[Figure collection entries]

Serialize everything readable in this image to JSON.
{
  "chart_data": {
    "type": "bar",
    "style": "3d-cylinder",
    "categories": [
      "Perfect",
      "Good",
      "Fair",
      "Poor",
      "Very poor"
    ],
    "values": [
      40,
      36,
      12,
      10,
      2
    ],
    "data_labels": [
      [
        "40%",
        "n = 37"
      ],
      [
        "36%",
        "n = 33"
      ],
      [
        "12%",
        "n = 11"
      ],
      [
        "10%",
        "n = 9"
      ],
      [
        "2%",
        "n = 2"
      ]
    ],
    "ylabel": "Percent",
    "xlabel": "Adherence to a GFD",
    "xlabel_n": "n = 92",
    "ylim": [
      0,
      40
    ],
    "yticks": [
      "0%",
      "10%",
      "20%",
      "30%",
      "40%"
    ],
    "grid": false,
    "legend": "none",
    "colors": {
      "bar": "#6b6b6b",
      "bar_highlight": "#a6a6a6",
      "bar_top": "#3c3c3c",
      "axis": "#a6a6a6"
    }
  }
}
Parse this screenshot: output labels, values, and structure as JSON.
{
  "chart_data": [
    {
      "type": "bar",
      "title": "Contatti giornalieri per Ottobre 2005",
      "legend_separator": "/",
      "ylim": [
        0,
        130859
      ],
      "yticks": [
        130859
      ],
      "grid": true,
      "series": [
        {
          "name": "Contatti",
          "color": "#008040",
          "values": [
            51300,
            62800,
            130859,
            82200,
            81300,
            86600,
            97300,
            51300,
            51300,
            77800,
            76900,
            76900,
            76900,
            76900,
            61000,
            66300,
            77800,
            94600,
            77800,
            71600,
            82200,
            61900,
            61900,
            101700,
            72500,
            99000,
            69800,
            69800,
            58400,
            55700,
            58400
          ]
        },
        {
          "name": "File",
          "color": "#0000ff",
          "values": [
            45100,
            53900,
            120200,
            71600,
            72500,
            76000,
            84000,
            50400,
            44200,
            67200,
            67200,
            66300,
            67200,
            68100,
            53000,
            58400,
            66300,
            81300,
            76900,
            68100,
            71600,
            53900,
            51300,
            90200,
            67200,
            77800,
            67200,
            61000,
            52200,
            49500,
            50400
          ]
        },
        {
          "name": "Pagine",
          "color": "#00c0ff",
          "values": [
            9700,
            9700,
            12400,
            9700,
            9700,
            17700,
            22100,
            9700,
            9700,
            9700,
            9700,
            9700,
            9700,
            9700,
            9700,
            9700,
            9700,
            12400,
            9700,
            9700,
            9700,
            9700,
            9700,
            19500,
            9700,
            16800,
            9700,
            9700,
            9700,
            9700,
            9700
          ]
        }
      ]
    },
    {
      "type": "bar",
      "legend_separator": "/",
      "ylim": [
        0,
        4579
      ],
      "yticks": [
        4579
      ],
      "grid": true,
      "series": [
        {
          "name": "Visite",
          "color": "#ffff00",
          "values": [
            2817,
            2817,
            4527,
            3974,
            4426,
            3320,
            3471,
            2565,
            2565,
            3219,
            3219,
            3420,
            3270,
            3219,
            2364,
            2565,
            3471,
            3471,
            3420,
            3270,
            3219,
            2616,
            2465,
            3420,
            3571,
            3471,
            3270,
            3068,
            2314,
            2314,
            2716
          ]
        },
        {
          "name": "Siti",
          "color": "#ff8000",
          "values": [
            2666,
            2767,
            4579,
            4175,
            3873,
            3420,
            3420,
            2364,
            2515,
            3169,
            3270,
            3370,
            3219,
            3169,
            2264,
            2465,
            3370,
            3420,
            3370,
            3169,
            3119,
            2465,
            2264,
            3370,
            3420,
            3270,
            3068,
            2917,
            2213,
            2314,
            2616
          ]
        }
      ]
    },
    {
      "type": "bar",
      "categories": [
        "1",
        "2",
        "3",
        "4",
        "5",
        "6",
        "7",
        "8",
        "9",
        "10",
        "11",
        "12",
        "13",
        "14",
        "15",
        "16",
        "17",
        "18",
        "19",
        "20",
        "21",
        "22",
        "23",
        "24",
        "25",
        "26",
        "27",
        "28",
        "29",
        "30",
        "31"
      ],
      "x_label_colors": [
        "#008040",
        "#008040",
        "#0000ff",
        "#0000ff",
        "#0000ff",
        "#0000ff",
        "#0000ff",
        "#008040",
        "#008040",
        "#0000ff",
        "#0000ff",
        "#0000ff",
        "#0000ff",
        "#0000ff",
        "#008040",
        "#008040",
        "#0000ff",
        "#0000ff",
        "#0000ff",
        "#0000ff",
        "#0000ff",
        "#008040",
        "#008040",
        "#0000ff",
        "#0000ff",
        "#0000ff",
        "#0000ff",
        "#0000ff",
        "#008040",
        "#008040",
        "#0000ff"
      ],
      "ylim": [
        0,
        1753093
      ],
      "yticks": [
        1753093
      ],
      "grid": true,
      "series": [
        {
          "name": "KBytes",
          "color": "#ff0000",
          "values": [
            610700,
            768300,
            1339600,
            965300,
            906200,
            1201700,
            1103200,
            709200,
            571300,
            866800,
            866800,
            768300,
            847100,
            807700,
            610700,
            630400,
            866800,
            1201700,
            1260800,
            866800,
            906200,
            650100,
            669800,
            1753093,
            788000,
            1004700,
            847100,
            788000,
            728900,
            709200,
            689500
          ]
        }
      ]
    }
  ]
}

- **AIM**
Restate all of the entries above precisely.

- **ANSWER TO THIS TASK**
Serialize everything readable in this image to JSON.
{
  "chart_data": {
    "type": "bar",
    "style": "3d-cylinder",
    "categories": [
      "Perfect",
      "Good",
      "Fair",
      "Poor",
      "Very poor"
    ],
    "values": [
      40,
      36,
      12,
      10,
      2
    ],
    "data_labels": [
      [
        "40%",
        "n = 37"
      ],
      [
        "36%",
        "n = 33"
      ],
      [
        "12%",
        "n = 11"
      ],
      [
        "10%",
        "n = 9"
      ],
      [
        "2%",
        "n = 2"
      ]
    ],
    "ylabel": "Percent",
    "xlabel": "Adherence to a GFD",
    "xlabel_n": "n = 92",
    "ylim": [
      0,
      40
    ],
    "yticks": [
      "0%",
      "10%",
      "20%",
      "30%",
      "40%"
    ],
    "grid": false,
    "legend": "none",
    "colors": {
      "bar": "#6b6b6b",
      "bar_highlight": "#a6a6a6",
      "bar_top": "#3c3c3c",
      "axis": "#a6a6a6"
    }
  }
}
Parse this screenshot: output labels, values, and structure as JSON.
{
  "chart_data": [
    {
      "type": "bar",
      "title": "Contatti giornalieri per Ottobre 2005",
      "legend_separator": "/",
      "ylim": [
        0,
        130859
      ],
      "yticks": [
        130859
      ],
      "grid": true,
      "series": [
        {
          "name": "Contatti",
          "color": "#008040",
          "values": [
            51300,
            62800,
            130859,
            82200,
            81300,
            86600,
            97300,
            51300,
            51300,
            77800,
            76900,
            76900,
            76900,
            76900,
            61000,
            66300,
            77800,
            94600,
            77800,
            71600,
            82200,
            61900,
            61900,
            101700,
            72500,
            99000,
            69800,
            69800,
            58400,
            55700,
            58400
          ]
        },
        {
          "name": "File",
          "color": "#0000ff",
          "values": [
            45100,
            53900,
            120200,
            71600,
            72500,
            76000,
            84000,
            50400,
            44200,
            67200,
            67200,
            66300,
            67200,
            68100,
            53000,
            58400,
            66300,
            81300,
            76900,
            68100,
            71600,
            53900,
            51300,
            90200,
            67200,
            77800,
            67200,
            61000,
            52200,
            49500,
            50400
          ]
        },
        {
          "name": "Pagine",
          "color": "#00c0ff",
          "values": [
            9700,
            9700,
            12400,
            9700,
            9700,
            17700,
            22100,
            9700,
            9700,
            9700,
            9700,
            9700,
            9700,
            9700,
            9700,
            9700,
            9700,
            12400,
            9700,
            9700,
            9700,
            9700,
            9700,
            19500,
            9700,
            16800,
            9700,
            9700,
            9700,
            9700,
            9700
          ]
        }
      ]
    },
    {
      "type": "bar",
      "legend_separator": "/",
      "ylim": [
        0,
        4579
      ],
      "yticks": [
        4579
      ],
      "grid": true,
      "series": [
        {
          "name": "Visite",
          "color": "#ffff00",
          "values": [
            2817,
            2817,
            4527,
            3974,
            4426,
            3320,
            3471,
            2565,
            2565,
            3219,
            3219,
            3420,
            3270,
            3219,
            2364,
            2565,
            3471,
            3471,
            3420,
            3270,
            3219,
            2616,
            2465,
            3420,
            3571,
            3471,
            3270,
            3068,
            2314,
            2314,
            2716
          ]
        },
        {
          "name": "Siti",
          "color": "#ff8000",
          "values": [
            2666,
            2767,
            4579,
            4175,
            3873,
            3420,
            3420,
            2364,
            2515,
            3169,
            3270,
            3370,
            3219,
            3169,
            2264,
            2465,
            3370,
            3420,
            3370,
            3169,
            3119,
            2465,
            2264,
            3370,
            3420,
            3270,
            3068,
            2917,
            2213,
            2314,
            2616
          ]
        }
      ]
    },
    {
      "type": "bar",
      "categories": [
        "1",
        "2",
        "3",
        "4",
        "5",
        "6",
        "7",
        "8",
        "9",
        "10",
        "11",
        "12",
        "13",
        "14",
        "15",
        "16",
        "17",
        "18",
        "19",
        "20",
        "21",
        "22",
        "23",
        "24",
        "25",
        "26",
        "27",
        "28",
        "29",
        "30",
        "31"
      ],
      "x_label_colors": [
        "#008040",
        "#008040",
        "#0000ff",
        "#0000ff",
        "#0000ff",
        "#0000ff",
        "#0000ff",
        "#008040",
        "#008040",
        "#0000ff",
        "#0000ff",
        "#0000ff",
        "#0000ff",
        "#0000ff",
        "#008040",
        "#008040",
        "#0000ff",
        "#0000ff",
        "#0000ff",
        "#0000ff",
        "#0000ff",
        "#008040",
        "#008040",
        "#0000ff",
        "#0000ff",
        "#0000ff",
        "#0000ff",
        "#0000ff",
        "#008040",
        "#008040",
        "#0000ff"
      ],
      "ylim": [
        0,
        1753093
      ],
      "yticks": [
        1753093
      ],
      "grid": true,
      "series": [
        {
          "name": "KBytes",
          "color": "#ff0000",
          "values": [
            610700,
            768300,
            1339600,
            965300,
            906200,
            1201700,
            1103200,
            709200,
            571300,
            866800,
            866800,
            768300,
            847100,
            807700,
            610700,
            630400,
            866800,
            1201700,
            1260800,
            866800,
            906200,
            650100,
            669800,
            1753093,
            788000,
            1004700,
            847100,
            788000,
            728900,
            709200,
            689500
          ]
        }
      ]
    }
  ]
}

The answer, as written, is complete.